*WHAT THE EXERCISE ASKS*
Go through the data below. List every line that holds the word "单独都不充分".

*DATASET RECORDS*
....

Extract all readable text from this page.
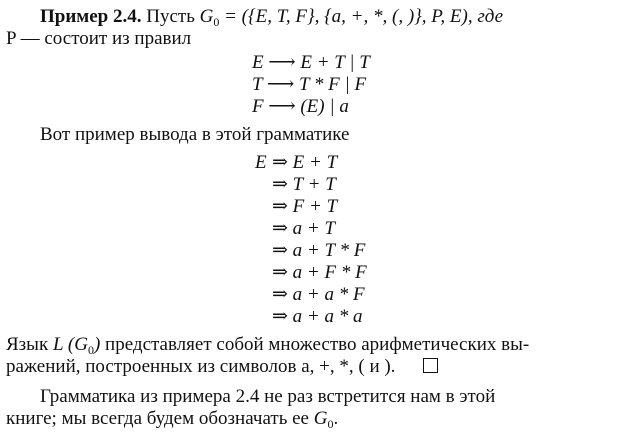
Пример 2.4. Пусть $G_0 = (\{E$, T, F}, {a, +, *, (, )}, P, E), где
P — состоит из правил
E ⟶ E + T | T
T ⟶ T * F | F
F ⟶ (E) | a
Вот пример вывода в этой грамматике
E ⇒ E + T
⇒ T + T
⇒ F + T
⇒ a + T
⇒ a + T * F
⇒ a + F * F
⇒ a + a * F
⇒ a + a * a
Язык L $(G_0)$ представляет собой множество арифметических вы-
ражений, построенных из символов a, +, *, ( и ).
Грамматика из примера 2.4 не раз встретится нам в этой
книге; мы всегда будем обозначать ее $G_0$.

....

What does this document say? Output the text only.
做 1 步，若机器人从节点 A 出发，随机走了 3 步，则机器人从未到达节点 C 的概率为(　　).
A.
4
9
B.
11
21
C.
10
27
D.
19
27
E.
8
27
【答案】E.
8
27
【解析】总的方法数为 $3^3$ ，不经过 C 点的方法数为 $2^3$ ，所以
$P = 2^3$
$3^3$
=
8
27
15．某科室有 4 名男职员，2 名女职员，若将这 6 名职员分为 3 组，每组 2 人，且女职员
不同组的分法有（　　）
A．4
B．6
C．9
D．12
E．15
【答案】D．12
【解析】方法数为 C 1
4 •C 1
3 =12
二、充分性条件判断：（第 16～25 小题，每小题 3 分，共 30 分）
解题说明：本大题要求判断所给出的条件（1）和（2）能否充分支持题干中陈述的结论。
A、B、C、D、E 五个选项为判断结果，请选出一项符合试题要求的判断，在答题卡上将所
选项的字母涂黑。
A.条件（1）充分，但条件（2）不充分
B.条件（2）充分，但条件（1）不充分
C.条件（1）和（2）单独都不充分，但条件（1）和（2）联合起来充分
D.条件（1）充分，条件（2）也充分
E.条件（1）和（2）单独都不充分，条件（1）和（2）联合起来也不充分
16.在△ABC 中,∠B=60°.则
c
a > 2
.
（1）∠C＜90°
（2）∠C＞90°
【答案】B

....

*EXERCISE RESULT*
C.条件（1）和（2）单独都不充分，但条件（1）和（2）联合起来充分
E.条件（1）和（2）单独都不充分，条件（1）和（2）联合起来也不充分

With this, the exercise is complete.